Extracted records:
_ _ _

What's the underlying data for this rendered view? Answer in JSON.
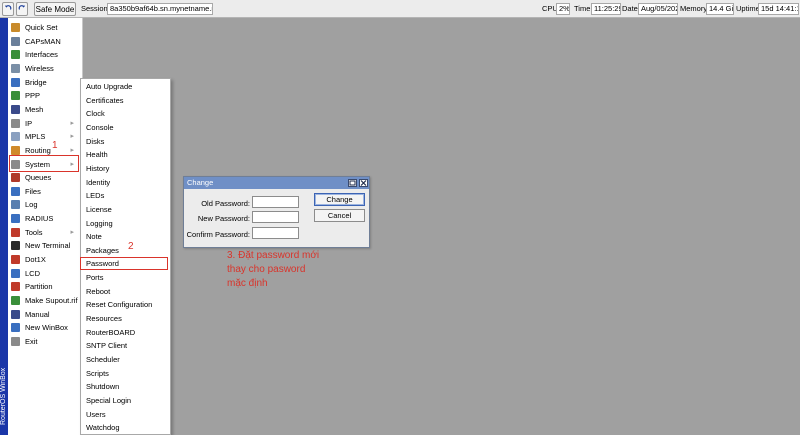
{
  "toolbar": {
    "back_icon": "undo-icon",
    "forward_icon": "redo-icon",
    "safe_mode_label": "Safe Mode",
    "session_label": "Session:",
    "session_value": "8a350b9af64b.sn.mynetname.net",
    "cpu_label": "CPU:",
    "cpu_value": "2%",
    "time_label": "Time:",
    "time_value": "11:25:29",
    "date_label": "Date:",
    "date_value": "Aug/05/2021",
    "memory_label": "Memory:",
    "memory_value": "14.4 GiB",
    "uptime_label": "Uptime:",
    "uptime_value": "15d 14:41:17"
  },
  "brand": {
    "vertical_text": "RouterOS WinBox"
  },
  "left_menu": [
    {
      "label": "Quick Set",
      "icon": "quick-set-icon",
      "color": "#c88a2a",
      "submenu": false
    },
    {
      "label": "CAPsMAN",
      "icon": "capsman-icon",
      "color": "#6a7f9a",
      "submenu": false
    },
    {
      "label": "Interfaces",
      "icon": "interfaces-icon",
      "color": "#3a8f3a",
      "submenu": false
    },
    {
      "label": "Wireless",
      "icon": "wireless-icon",
      "color": "#7a8fa6",
      "submenu": false
    },
    {
      "label": "Bridge",
      "icon": "bridge-icon",
      "color": "#3a6fc0",
      "submenu": false
    },
    {
      "label": "PPP",
      "icon": "ppp-icon",
      "color": "#3a8f3a",
      "submenu": false
    },
    {
      "label": "Mesh",
      "icon": "mesh-icon",
      "color": "#3a4a8a",
      "submenu": false
    },
    {
      "label": "IP",
      "icon": "ip-icon",
      "color": "#8a8a8a",
      "submenu": true
    },
    {
      "label": "MPLS",
      "icon": "mpls-icon",
      "color": "#8aa0c0",
      "submenu": true
    },
    {
      "label": "Routing",
      "icon": "routing-icon",
      "color": "#d08a2a",
      "submenu": true
    },
    {
      "label": "System",
      "icon": "system-icon",
      "color": "#8a8a8a",
      "submenu": true
    },
    {
      "label": "Queues",
      "icon": "queues-icon",
      "color": "#b03a2a",
      "submenu": false
    },
    {
      "label": "Files",
      "icon": "files-icon",
      "color": "#3a6fc0",
      "submenu": false
    },
    {
      "label": "Log",
      "icon": "log-icon",
      "color": "#5a7fb0",
      "submenu": false
    },
    {
      "label": "RADIUS",
      "icon": "radius-icon",
      "color": "#3a6fc0",
      "submenu": false
    },
    {
      "label": "Tools",
      "icon": "tools-icon",
      "color": "#c03a2a",
      "submenu": true
    },
    {
      "label": "New Terminal",
      "icon": "terminal-icon",
      "color": "#2a2a2a",
      "submenu": false
    },
    {
      "label": "Dot1X",
      "icon": "dot1x-icon",
      "color": "#c03a2a",
      "submenu": false
    },
    {
      "label": "LCD",
      "icon": "lcd-icon",
      "color": "#3a6fc0",
      "submenu": false
    },
    {
      "label": "Partition",
      "icon": "partition-icon",
      "color": "#c03a2a",
      "submenu": false
    },
    {
      "label": "Make Supout.rif",
      "icon": "supout-icon",
      "color": "#3a8f3a",
      "submenu": false
    },
    {
      "label": "Manual",
      "icon": "manual-icon",
      "color": "#3a4a8a",
      "submenu": false
    },
    {
      "label": "New WinBox",
      "icon": "winbox-icon",
      "color": "#3a6fc0",
      "submenu": false
    },
    {
      "label": "Exit",
      "icon": "exit-icon",
      "color": "#8a8a8a",
      "submenu": false
    }
  ],
  "system_submenu": [
    "Auto Upgrade",
    "Certificates",
    "Clock",
    "Console",
    "Disks",
    "Health",
    "History",
    "Identity",
    "LEDs",
    "License",
    "Logging",
    "Note",
    "Packages",
    "Password",
    "Ports",
    "Reboot",
    "Reset Configuration",
    "Resources",
    "RouterBOARD",
    "SNTP Client",
    "Scheduler",
    "Scripts",
    "Shutdown",
    "Special Login",
    "Users",
    "Watchdog"
  ],
  "annotations": {
    "step1": "1",
    "step2": "2",
    "step3_line1": "3. Đặt password mới",
    "step3_line2": "thay cho pasword",
    "step3_line3": "mặc định",
    "color": "#d9342b"
  },
  "dialog": {
    "title": "Change",
    "old_password_label": "Old Password:",
    "new_password_label": "New Password:",
    "confirm_password_label": "Confirm Password:",
    "old_password_value": "",
    "new_password_value": "",
    "confirm_password_value": "",
    "change_button": "Change",
    "cancel_button": "Cancel"
  }
}
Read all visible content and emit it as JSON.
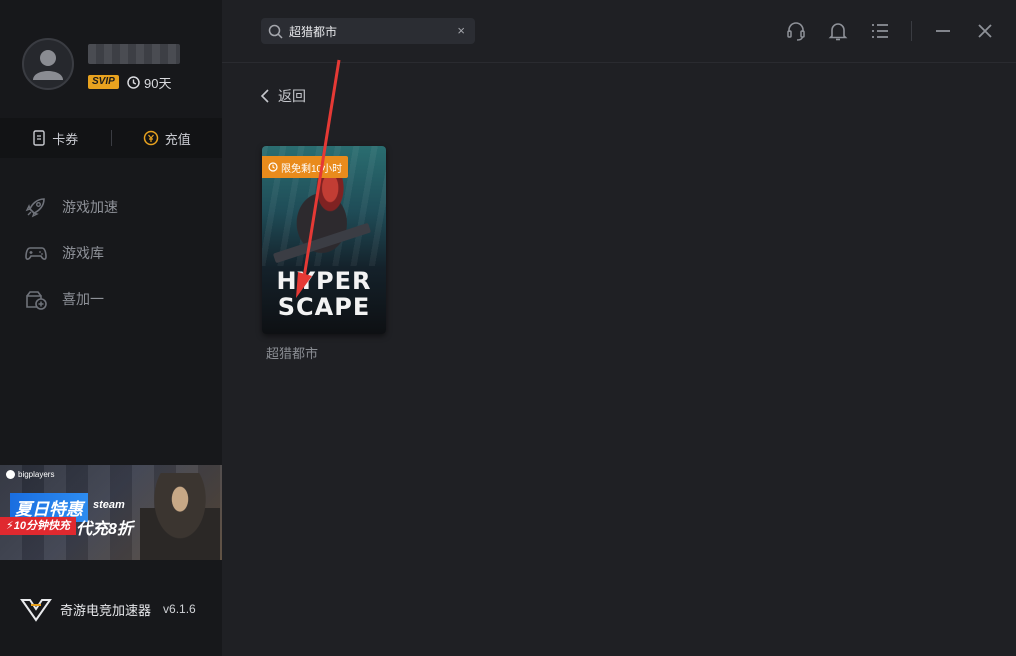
{
  "user": {
    "vip_badge": "SVIP",
    "days_left": "90天"
  },
  "wallet": {
    "coupons_label": "卡券",
    "recharge_label": "充值"
  },
  "nav": {
    "items": [
      {
        "label": "游戏加速",
        "icon": "rocket-icon"
      },
      {
        "label": "游戏库",
        "icon": "gamepad-icon"
      },
      {
        "label": "喜加一",
        "icon": "gift-plus-icon"
      }
    ]
  },
  "banner": {
    "brand": "bigplayers",
    "headline": "夏日特惠",
    "platform": "steam",
    "fast": "10分钟快充",
    "discount": "代充8折"
  },
  "app": {
    "name": "奇游电竞加速器",
    "version": "v6.1.6"
  },
  "search": {
    "value": "超猎都市",
    "clear": "×"
  },
  "main": {
    "back_label": "返回"
  },
  "game": {
    "name": "超猎都市",
    "badge": "限免剩10小时",
    "art_line1": "HYPER",
    "art_line2": "SCAPE"
  },
  "colors": {
    "accent": "#e98b1c",
    "annotation": "#e53935"
  }
}
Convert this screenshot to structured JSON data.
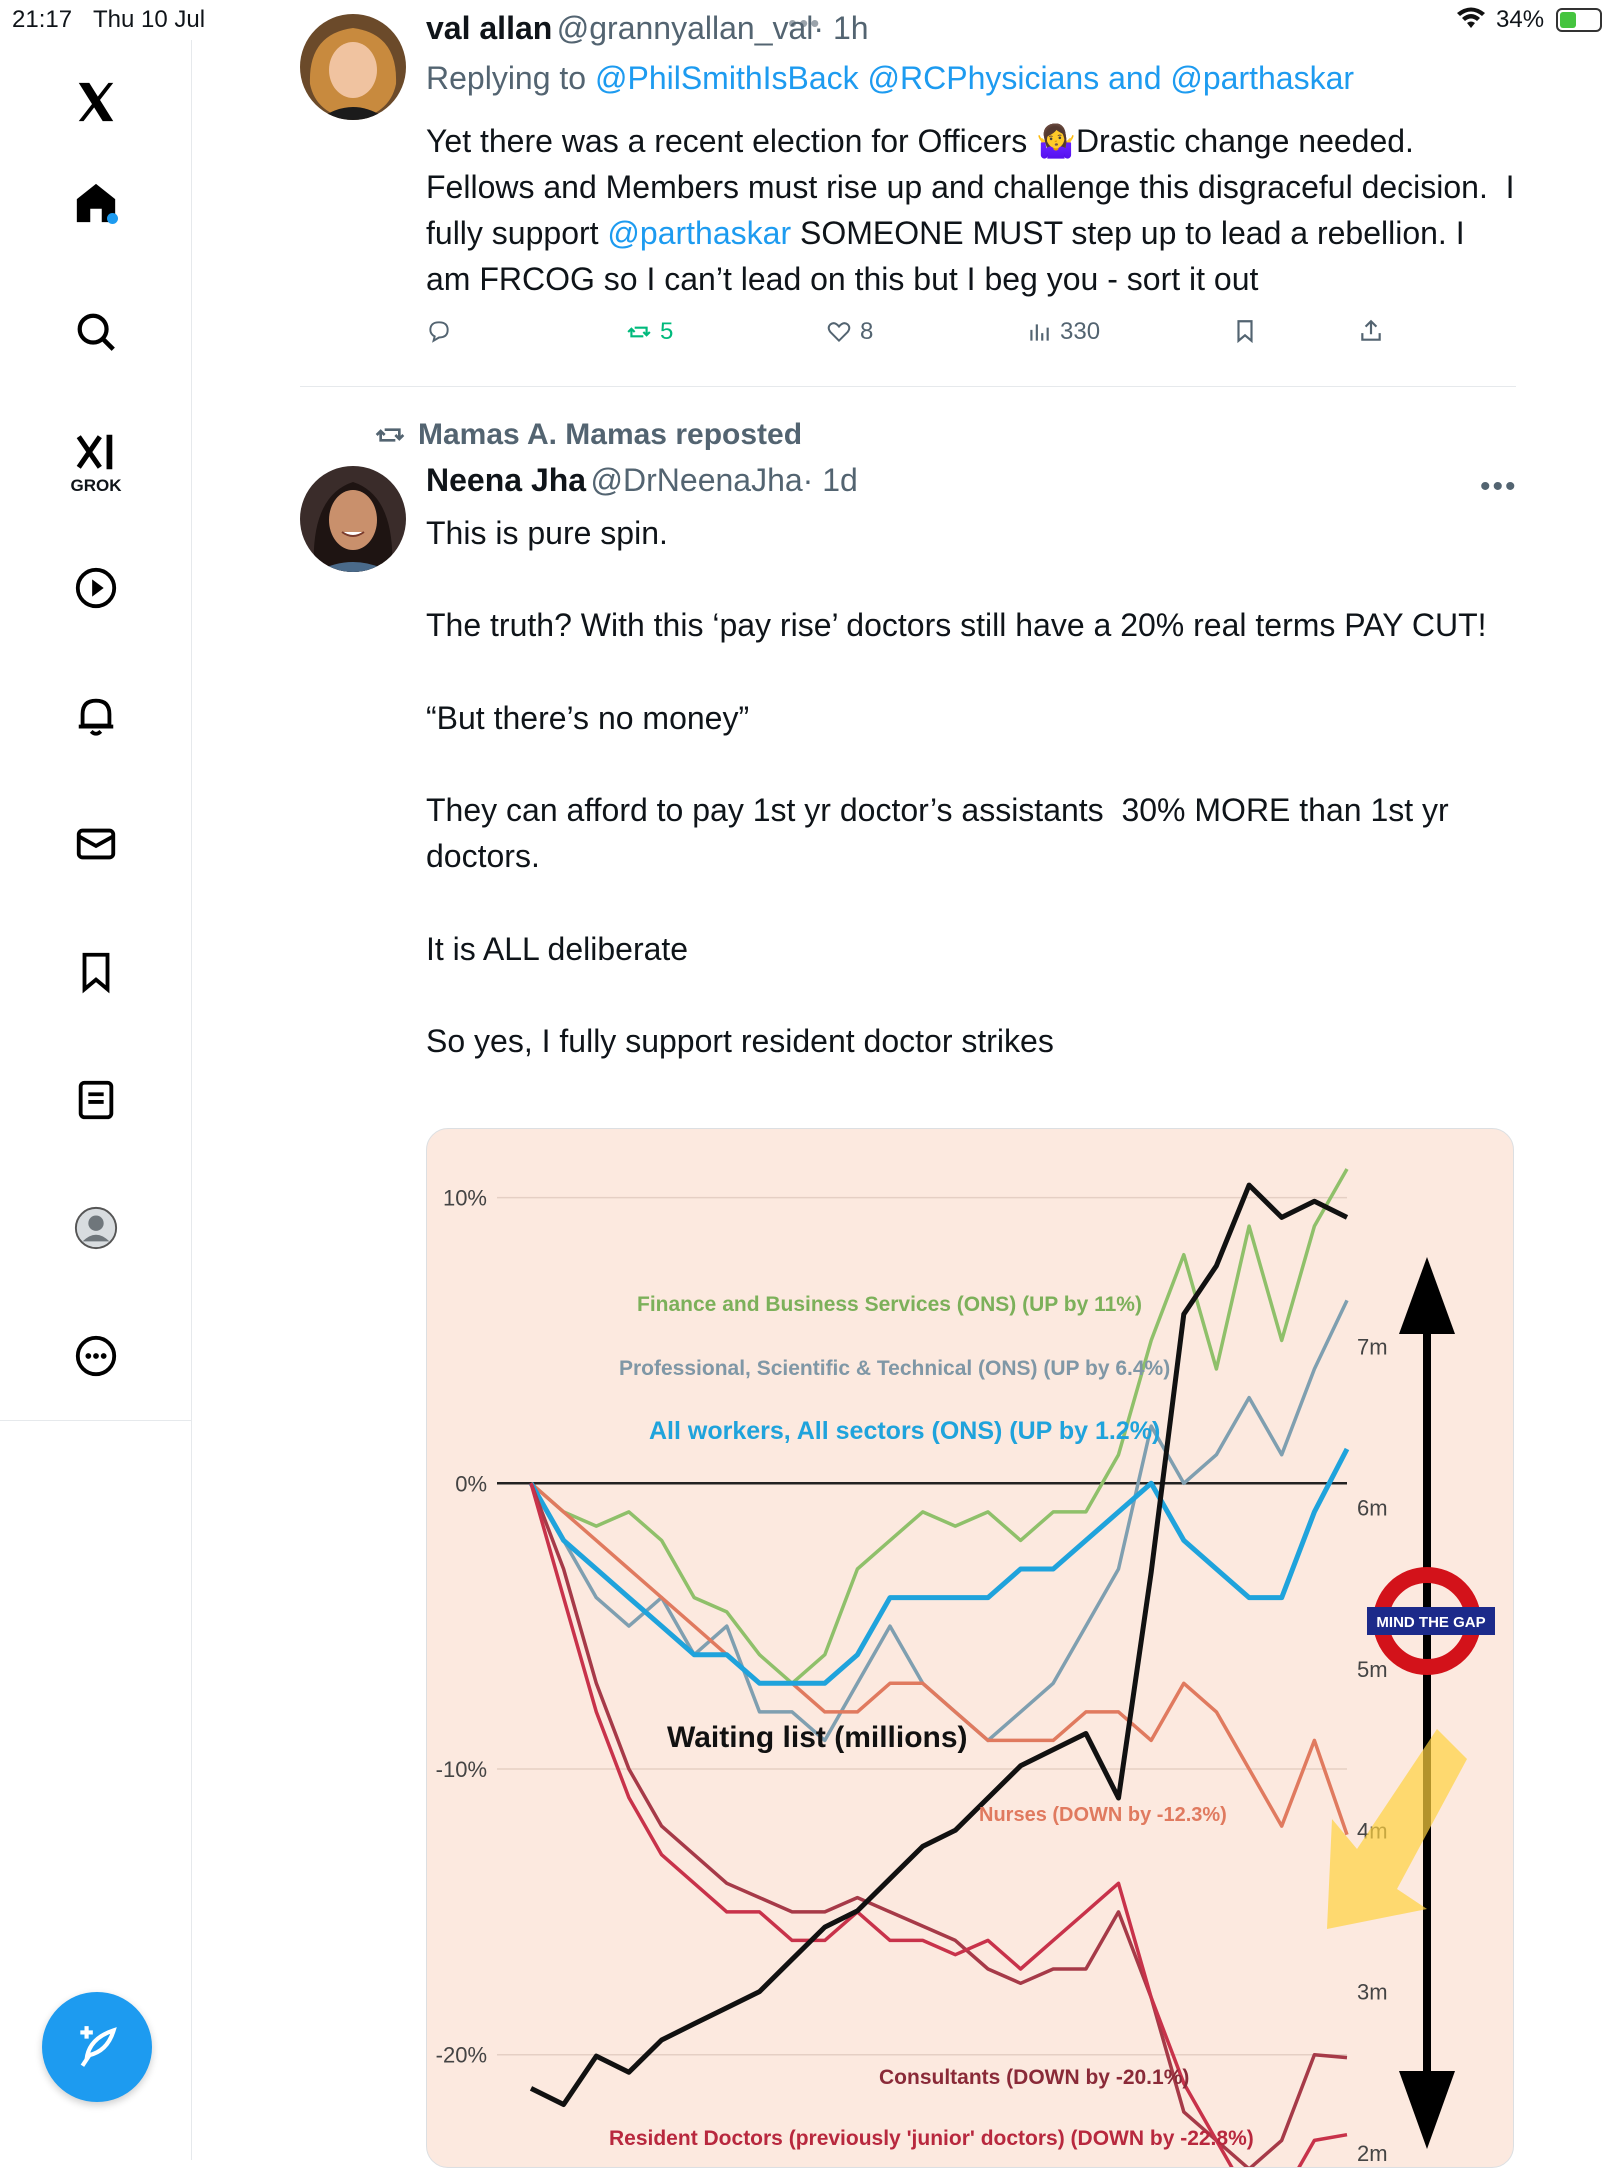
{
  "status_bar": {
    "time": "21:17",
    "date": "Thu 10 Jul",
    "battery": "34%"
  },
  "sidebar": {
    "grok_label": "GROK"
  },
  "tweet1": {
    "name": "val allan",
    "handle": "@grannyallan_val",
    "time": "· 1h",
    "replying_prefix": "Replying to",
    "replying_to": "@PhilSmithIsBack @RCPhysicians and @parthaskar",
    "text_before_link": "Yet there was a recent election for Officers 🤷‍♀️Drastic change needed. Fellows and Members must rise up and challenge this disgraceful decision.  I fully support ",
    "text_link": "@parthaskar",
    "text_after_link": " SOMEONE MUST step up to lead a rebellion. I am FRCOG so I can’t lead on this but I beg you - sort it out",
    "stats": {
      "replies": "",
      "reposts": "5",
      "likes": "8",
      "views": "330"
    }
  },
  "tweet2": {
    "reposted_by": "Mamas A. Mamas reposted",
    "name": "Neena Jha",
    "handle": "@DrNeenaJha",
    "time": "· 1d",
    "text": "This is pure spin.\n\nThe truth? With this ‘pay rise’ doctors still have a 20% real terms PAY CUT!\n\n“But there’s no money”\n\nThey can afford to pay 1st yr doctor’s assistants  30% MORE than 1st yr doctors.\n\nIt is ALL deliberate\n\nSo yes, I fully support resident doctor strikes"
  },
  "chart_data": {
    "type": "line",
    "title": "",
    "left_axis_ticks": [
      "10%",
      "0%",
      "-10%",
      "-20%"
    ],
    "right_axis_ticks": [
      "7m",
      "6m",
      "5m",
      "4m",
      "3m",
      "2m"
    ],
    "ylim": [
      -24,
      11
    ],
    "y2lim": [
      1.9,
      8.1
    ],
    "series_labels": {
      "finance": "Finance and Business Services (ONS) (UP by 11%)",
      "professional": "Professional, Scientific & Technical (ONS) (UP by 6.4%)",
      "all_workers": "All workers, All sectors (ONS) (UP by 1.2%)",
      "waiting": "Waiting list (millions)",
      "nurses": "Nurses (DOWN by -12.3%)",
      "consultants": "Consultants (DOWN by -20.1%)",
      "resident": "Resident Doctors (previously 'junior' doctors) (DOWN by -22.8%)"
    },
    "badge": "MIND THE GAP",
    "colors": {
      "finance": "#8fc06a",
      "professional": "#7f9fb0",
      "all_workers": "#1fa3dc",
      "waiting": "#111111",
      "nurses": "#e07a5f",
      "consultants": "#a63a48",
      "resident": "#c8324a"
    },
    "series": [
      {
        "key": "finance",
        "x": [
          0,
          4,
          8,
          12,
          16,
          20,
          24,
          28,
          32,
          36,
          40,
          44,
          48,
          52,
          56,
          60,
          64,
          68,
          72,
          76,
          80,
          84,
          88,
          92,
          96,
          100
        ],
        "values": [
          0,
          -1,
          -1.5,
          -1,
          -2,
          -4,
          -4.5,
          -6,
          -7,
          -6,
          -3,
          -2,
          -1,
          -1.5,
          -1,
          -2,
          -1,
          -1,
          1,
          5,
          8,
          4,
          9,
          5,
          9,
          11
        ]
      },
      {
        "key": "professional",
        "x": [
          0,
          4,
          8,
          12,
          16,
          20,
          24,
          28,
          32,
          36,
          40,
          44,
          48,
          52,
          56,
          60,
          64,
          68,
          72,
          76,
          80,
          84,
          88,
          92,
          96,
          100
        ],
        "values": [
          0,
          -2,
          -4,
          -5,
          -4,
          -6,
          -5,
          -8,
          -8,
          -9,
          -7,
          -5,
          -7,
          -8,
          -9,
          -8,
          -7,
          -5,
          -3,
          2,
          0,
          1,
          3,
          1,
          4,
          6.4
        ]
      },
      {
        "key": "all_workers",
        "x": [
          0,
          4,
          8,
          12,
          16,
          20,
          24,
          28,
          32,
          36,
          40,
          44,
          48,
          52,
          56,
          60,
          64,
          68,
          72,
          76,
          80,
          84,
          88,
          92,
          96,
          100
        ],
        "values": [
          0,
          -2,
          -3,
          -4,
          -5,
          -6,
          -6,
          -7,
          -7,
          -7,
          -6,
          -4,
          -4,
          -4,
          -4,
          -3,
          -3,
          -2,
          -1,
          0,
          -2,
          -3,
          -4,
          -4,
          -1,
          1.2
        ]
      },
      {
        "key": "nurses",
        "x": [
          0,
          4,
          8,
          12,
          16,
          20,
          24,
          28,
          32,
          36,
          40,
          44,
          48,
          52,
          56,
          60,
          64,
          68,
          72,
          76,
          80,
          84,
          88,
          92,
          96,
          100
        ],
        "values": [
          0,
          -1,
          -2,
          -3,
          -4,
          -5,
          -6,
          -7,
          -7,
          -8,
          -8,
          -7,
          -7,
          -8,
          -9,
          -9,
          -9,
          -8,
          -8,
          -9,
          -7,
          -8,
          -10,
          -12,
          -9,
          -12.3
        ]
      },
      {
        "key": "consultants",
        "x": [
          0,
          4,
          8,
          12,
          16,
          20,
          24,
          28,
          32,
          36,
          40,
          44,
          48,
          52,
          56,
          60,
          64,
          68,
          72,
          76,
          80,
          84,
          88,
          92,
          96,
          100
        ],
        "values": [
          0,
          -3,
          -7,
          -10,
          -12,
          -13,
          -14,
          -14.5,
          -15,
          -15,
          -14.5,
          -15,
          -15.5,
          -16,
          -17,
          -17.5,
          -17,
          -17,
          -15,
          -18,
          -22,
          -23,
          -24,
          -23,
          -20,
          -20.1
        ]
      },
      {
        "key": "resident",
        "x": [
          0,
          4,
          8,
          12,
          16,
          20,
          24,
          28,
          32,
          36,
          40,
          44,
          48,
          52,
          56,
          60,
          64,
          68,
          72,
          76,
          80,
          84,
          88,
          92,
          96,
          100
        ],
        "values": [
          0,
          -4,
          -8,
          -11,
          -13,
          -14,
          -15,
          -15,
          -16,
          -16,
          -15,
          -16,
          -16,
          -16.5,
          -16,
          -17,
          -16,
          -15,
          -14,
          -18,
          -21,
          -23,
          -25,
          -25,
          -23,
          -22.8
        ]
      },
      {
        "key": "waiting",
        "axis": "right",
        "x": [
          0,
          4,
          8,
          12,
          16,
          20,
          24,
          28,
          32,
          36,
          40,
          44,
          48,
          52,
          56,
          60,
          64,
          68,
          72,
          76,
          80,
          84,
          88,
          92,
          96,
          100
        ],
        "values": [
          2.4,
          2.3,
          2.6,
          2.5,
          2.7,
          2.8,
          2.9,
          3.0,
          3.2,
          3.4,
          3.5,
          3.7,
          3.9,
          4.0,
          4.2,
          4.4,
          4.5,
          4.6,
          4.2,
          5.6,
          7.2,
          7.5,
          8.0,
          7.8,
          7.9,
          7.8
        ]
      }
    ]
  }
}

_ _ _

Write out every line of the data that holds the word "JSON".

▸ **Output for this exercise**:
What's the underlying data for this rendered view? Answer in JSON.
Read all visible content and emit it as JSON.
Convert this screenshot to structured JSON data.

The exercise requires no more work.